Work to complete:
Pull every line that holds the word "Number" from the entries.

··· Material provided

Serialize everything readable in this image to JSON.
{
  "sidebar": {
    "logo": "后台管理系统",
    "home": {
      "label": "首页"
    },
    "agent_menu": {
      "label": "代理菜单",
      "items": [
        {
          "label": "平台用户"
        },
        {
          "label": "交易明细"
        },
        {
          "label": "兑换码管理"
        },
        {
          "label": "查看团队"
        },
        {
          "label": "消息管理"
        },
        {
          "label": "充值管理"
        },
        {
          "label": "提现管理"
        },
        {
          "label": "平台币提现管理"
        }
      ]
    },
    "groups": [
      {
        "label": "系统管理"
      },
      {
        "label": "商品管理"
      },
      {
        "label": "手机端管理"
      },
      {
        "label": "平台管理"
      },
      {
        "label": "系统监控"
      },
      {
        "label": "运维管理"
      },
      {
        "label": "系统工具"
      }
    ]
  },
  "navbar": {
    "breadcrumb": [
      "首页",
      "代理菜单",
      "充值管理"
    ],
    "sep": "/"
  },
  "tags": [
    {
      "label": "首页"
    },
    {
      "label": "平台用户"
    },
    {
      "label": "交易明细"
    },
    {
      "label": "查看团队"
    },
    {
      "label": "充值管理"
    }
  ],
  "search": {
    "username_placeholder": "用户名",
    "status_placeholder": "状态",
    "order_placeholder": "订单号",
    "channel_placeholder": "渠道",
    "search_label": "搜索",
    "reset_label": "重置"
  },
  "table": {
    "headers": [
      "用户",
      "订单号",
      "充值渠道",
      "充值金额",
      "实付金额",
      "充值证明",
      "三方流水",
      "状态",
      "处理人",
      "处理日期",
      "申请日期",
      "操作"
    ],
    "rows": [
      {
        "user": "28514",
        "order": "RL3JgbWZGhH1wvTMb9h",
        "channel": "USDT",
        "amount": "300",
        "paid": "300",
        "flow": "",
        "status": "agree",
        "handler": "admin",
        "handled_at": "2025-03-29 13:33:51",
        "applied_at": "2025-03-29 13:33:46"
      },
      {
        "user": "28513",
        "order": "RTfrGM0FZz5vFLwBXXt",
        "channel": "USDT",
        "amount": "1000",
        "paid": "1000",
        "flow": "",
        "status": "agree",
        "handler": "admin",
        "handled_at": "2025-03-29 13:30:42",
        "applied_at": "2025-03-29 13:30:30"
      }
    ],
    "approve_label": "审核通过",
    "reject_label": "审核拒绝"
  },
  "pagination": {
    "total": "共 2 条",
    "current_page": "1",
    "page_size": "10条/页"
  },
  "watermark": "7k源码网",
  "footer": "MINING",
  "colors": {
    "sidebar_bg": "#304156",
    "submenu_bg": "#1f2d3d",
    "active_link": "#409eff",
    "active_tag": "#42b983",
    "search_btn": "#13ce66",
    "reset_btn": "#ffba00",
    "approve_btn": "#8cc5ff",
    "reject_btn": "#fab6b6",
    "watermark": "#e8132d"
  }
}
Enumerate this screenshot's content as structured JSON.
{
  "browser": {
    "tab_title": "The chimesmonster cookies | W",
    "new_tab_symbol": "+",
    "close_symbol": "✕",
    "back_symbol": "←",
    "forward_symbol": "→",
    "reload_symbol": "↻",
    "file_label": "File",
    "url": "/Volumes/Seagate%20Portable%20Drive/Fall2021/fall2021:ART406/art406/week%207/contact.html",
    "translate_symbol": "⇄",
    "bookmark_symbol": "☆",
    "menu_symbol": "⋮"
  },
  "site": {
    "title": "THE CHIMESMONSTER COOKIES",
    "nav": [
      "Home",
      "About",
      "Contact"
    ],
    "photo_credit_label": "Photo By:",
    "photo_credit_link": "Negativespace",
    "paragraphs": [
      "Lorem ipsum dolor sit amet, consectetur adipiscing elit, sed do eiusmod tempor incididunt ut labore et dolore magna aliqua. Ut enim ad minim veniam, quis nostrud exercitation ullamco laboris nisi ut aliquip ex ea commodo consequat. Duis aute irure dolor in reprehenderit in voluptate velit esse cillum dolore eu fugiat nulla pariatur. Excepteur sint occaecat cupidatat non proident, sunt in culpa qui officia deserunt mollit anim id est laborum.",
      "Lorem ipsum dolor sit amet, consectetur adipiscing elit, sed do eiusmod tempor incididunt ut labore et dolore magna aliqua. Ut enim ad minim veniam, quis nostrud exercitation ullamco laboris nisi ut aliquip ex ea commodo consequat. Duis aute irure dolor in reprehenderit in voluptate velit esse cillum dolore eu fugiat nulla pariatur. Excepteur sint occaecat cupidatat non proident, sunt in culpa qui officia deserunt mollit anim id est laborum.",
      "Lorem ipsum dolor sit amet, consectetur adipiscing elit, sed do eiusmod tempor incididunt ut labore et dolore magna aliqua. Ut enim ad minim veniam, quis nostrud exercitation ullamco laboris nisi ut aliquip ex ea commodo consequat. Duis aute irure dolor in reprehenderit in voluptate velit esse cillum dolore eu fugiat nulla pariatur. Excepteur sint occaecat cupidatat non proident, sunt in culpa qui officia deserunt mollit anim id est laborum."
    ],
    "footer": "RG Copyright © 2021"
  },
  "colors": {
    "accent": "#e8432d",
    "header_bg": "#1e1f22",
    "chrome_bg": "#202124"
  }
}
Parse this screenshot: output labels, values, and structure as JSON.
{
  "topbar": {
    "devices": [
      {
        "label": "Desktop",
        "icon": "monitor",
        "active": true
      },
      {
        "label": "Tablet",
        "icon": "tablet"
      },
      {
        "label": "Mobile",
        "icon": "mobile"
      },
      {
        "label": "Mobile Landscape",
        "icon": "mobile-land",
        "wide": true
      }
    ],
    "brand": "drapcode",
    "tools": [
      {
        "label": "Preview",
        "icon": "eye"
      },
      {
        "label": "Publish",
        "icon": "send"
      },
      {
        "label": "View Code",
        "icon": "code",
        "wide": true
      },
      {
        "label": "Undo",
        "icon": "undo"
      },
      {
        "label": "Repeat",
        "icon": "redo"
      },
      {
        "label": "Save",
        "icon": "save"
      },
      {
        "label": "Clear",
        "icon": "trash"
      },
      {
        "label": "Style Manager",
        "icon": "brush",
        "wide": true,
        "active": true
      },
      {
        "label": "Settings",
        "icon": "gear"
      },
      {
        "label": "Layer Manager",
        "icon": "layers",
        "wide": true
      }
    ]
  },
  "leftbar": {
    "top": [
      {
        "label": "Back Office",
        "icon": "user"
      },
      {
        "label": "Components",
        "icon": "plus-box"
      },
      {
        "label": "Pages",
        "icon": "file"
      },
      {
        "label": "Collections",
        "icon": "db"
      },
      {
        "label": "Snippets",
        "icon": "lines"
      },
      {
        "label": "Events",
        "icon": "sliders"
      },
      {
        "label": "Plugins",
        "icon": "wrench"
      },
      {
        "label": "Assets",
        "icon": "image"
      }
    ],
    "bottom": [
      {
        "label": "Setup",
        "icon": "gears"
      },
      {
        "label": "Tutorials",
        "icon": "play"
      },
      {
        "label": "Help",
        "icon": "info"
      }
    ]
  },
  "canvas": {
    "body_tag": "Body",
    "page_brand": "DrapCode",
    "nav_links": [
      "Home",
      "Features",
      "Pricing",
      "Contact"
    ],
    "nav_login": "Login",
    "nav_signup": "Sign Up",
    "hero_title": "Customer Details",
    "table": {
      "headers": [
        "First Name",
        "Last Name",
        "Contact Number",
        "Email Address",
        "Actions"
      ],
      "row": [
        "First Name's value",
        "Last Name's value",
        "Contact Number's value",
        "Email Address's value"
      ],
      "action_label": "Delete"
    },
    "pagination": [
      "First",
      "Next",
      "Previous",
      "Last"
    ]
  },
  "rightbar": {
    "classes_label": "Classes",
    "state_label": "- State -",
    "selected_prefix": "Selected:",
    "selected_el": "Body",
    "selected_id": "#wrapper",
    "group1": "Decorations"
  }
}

······

Result:
        "Contact Number",
        "Contact Number's value",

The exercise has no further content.